[Dataset records on visual material]
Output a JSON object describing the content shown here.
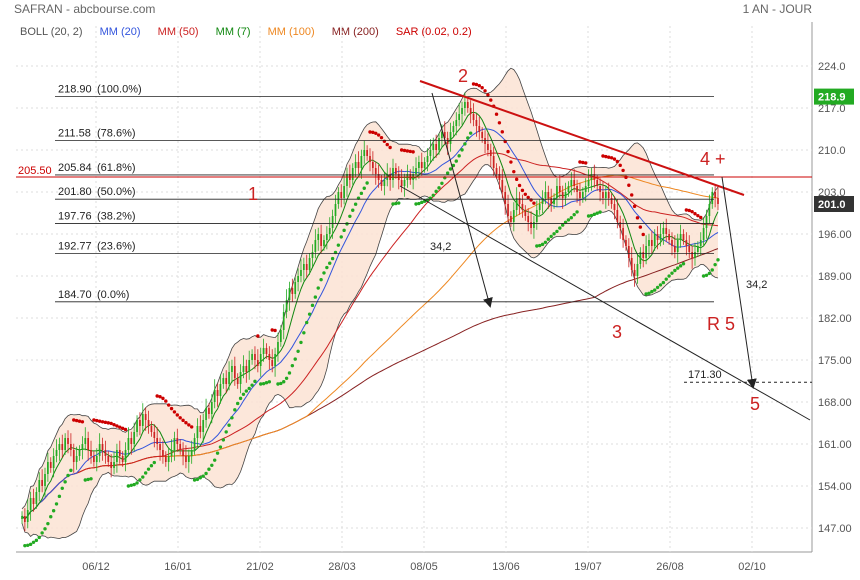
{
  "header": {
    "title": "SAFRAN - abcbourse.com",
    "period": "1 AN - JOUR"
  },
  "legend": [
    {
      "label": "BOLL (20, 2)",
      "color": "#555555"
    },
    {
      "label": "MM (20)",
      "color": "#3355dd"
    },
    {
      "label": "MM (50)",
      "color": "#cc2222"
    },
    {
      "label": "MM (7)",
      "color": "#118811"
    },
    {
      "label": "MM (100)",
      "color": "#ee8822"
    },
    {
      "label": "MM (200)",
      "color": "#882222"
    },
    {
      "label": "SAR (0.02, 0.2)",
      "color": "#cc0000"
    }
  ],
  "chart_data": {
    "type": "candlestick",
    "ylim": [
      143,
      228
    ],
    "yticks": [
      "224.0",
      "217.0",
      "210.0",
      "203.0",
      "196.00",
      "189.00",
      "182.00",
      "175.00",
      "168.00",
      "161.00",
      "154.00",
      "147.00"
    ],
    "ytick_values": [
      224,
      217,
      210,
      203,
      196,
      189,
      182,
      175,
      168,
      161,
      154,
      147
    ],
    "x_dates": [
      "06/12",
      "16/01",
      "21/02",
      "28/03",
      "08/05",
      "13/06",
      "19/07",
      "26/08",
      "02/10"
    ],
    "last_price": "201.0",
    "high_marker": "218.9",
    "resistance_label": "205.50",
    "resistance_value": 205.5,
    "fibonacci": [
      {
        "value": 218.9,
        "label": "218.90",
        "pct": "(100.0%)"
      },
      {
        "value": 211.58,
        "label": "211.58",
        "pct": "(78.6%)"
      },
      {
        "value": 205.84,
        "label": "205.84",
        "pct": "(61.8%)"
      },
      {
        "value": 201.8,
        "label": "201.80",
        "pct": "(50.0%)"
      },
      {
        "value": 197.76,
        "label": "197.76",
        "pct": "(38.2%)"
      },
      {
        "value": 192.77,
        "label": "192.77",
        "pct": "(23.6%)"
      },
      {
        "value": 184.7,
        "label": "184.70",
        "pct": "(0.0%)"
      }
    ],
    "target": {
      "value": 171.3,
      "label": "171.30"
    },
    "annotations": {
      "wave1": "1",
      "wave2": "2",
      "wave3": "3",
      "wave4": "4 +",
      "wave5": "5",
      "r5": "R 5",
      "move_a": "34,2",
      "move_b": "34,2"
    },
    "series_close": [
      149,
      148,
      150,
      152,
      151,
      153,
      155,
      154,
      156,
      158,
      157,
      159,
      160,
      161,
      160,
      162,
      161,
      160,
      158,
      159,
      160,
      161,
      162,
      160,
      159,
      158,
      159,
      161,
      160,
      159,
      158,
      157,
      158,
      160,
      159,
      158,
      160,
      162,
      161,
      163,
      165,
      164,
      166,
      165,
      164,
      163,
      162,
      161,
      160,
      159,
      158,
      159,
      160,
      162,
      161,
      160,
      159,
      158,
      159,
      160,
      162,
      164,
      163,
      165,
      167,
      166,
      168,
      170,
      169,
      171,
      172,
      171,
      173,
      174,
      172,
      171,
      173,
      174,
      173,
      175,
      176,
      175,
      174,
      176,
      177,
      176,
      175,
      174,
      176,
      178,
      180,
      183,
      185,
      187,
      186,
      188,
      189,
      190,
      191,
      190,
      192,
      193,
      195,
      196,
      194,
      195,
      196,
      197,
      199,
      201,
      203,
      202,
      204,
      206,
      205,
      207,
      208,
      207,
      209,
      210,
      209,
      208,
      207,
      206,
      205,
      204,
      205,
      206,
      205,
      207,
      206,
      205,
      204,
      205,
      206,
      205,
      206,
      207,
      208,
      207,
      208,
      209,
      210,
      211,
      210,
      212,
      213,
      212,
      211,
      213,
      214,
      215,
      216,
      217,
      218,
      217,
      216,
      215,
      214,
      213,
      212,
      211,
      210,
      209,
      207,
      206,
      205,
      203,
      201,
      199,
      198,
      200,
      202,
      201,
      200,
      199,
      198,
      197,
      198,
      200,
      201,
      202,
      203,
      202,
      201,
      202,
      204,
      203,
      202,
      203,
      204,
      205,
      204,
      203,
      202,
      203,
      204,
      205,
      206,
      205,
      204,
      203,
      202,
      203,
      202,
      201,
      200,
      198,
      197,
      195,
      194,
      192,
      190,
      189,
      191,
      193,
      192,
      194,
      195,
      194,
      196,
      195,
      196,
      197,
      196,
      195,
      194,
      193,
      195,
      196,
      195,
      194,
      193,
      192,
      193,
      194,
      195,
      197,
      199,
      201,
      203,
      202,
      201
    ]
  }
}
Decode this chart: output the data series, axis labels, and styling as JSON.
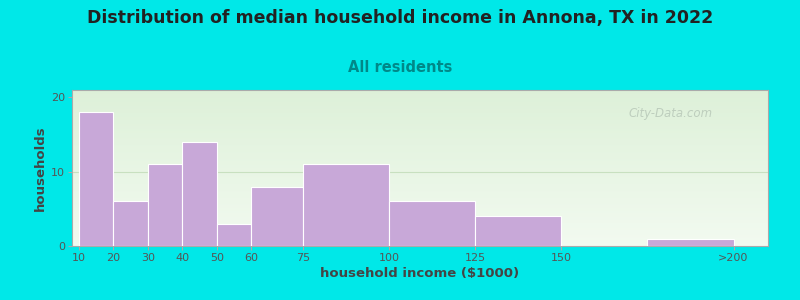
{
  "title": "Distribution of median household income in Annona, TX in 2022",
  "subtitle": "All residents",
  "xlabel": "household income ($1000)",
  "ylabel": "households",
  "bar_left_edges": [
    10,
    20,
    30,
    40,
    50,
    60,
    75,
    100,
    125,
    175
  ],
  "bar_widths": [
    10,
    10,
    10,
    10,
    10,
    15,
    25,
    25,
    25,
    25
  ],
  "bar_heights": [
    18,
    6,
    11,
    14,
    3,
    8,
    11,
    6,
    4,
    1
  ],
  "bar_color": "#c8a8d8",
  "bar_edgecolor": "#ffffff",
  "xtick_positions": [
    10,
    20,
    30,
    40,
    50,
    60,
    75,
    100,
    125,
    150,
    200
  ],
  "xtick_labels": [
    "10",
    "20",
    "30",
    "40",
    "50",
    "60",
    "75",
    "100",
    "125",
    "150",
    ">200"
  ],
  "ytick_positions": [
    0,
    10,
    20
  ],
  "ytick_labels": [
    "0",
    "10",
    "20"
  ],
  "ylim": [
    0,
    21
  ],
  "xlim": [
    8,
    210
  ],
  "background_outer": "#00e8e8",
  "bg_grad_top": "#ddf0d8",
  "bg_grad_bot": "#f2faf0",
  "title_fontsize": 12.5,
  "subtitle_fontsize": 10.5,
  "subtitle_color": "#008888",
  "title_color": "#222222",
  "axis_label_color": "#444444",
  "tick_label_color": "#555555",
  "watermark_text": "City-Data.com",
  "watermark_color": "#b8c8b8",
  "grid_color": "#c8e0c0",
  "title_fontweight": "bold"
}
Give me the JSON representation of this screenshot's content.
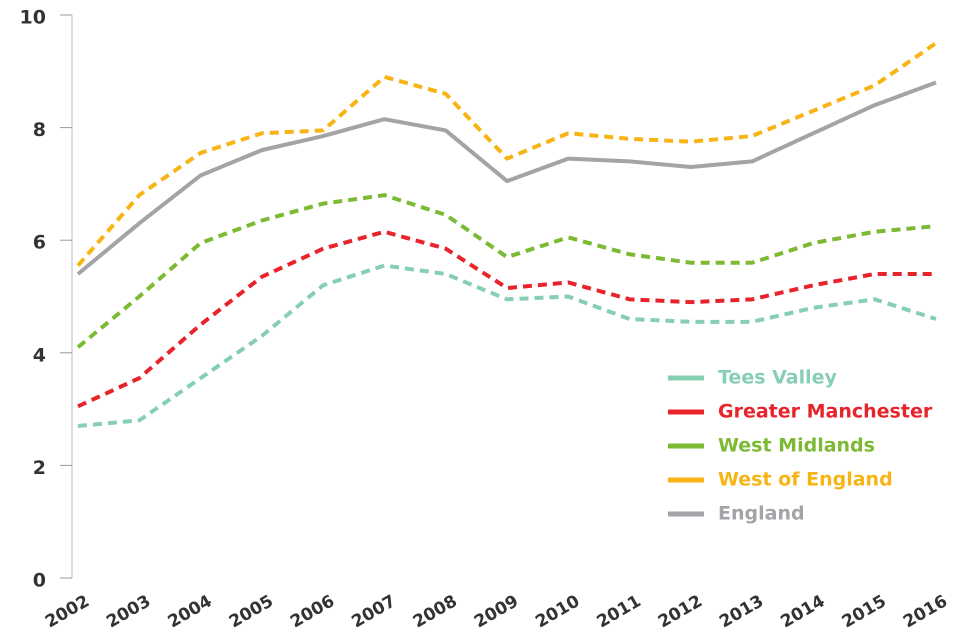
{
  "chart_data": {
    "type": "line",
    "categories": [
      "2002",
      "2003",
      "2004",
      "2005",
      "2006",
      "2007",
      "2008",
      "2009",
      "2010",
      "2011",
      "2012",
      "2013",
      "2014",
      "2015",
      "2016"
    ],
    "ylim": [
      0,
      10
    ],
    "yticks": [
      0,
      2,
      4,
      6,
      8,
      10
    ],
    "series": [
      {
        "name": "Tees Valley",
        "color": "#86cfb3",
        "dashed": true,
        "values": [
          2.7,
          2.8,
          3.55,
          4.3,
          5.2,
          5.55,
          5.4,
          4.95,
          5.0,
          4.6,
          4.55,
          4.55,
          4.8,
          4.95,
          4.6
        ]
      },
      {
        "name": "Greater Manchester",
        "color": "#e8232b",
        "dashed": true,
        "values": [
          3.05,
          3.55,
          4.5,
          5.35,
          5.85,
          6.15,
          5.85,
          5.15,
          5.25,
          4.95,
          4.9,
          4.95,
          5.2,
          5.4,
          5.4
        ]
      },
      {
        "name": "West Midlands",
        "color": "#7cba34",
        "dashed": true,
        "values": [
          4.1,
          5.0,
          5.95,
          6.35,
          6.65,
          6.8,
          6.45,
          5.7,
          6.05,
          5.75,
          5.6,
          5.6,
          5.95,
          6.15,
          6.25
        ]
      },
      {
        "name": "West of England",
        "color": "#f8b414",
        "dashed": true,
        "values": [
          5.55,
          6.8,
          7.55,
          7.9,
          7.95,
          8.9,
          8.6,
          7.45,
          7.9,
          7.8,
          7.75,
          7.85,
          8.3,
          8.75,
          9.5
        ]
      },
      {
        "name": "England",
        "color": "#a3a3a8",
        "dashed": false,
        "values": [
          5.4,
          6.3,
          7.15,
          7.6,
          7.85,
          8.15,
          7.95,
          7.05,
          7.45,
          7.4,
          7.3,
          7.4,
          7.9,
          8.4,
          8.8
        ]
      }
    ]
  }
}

= Requirement =
Copy every line of the entries above in which "this" occurs.

= Exercise result =
Decode this chart: output the data series, axis labels, and styling as JSON.
Give me the JSON representation of this screenshot's content.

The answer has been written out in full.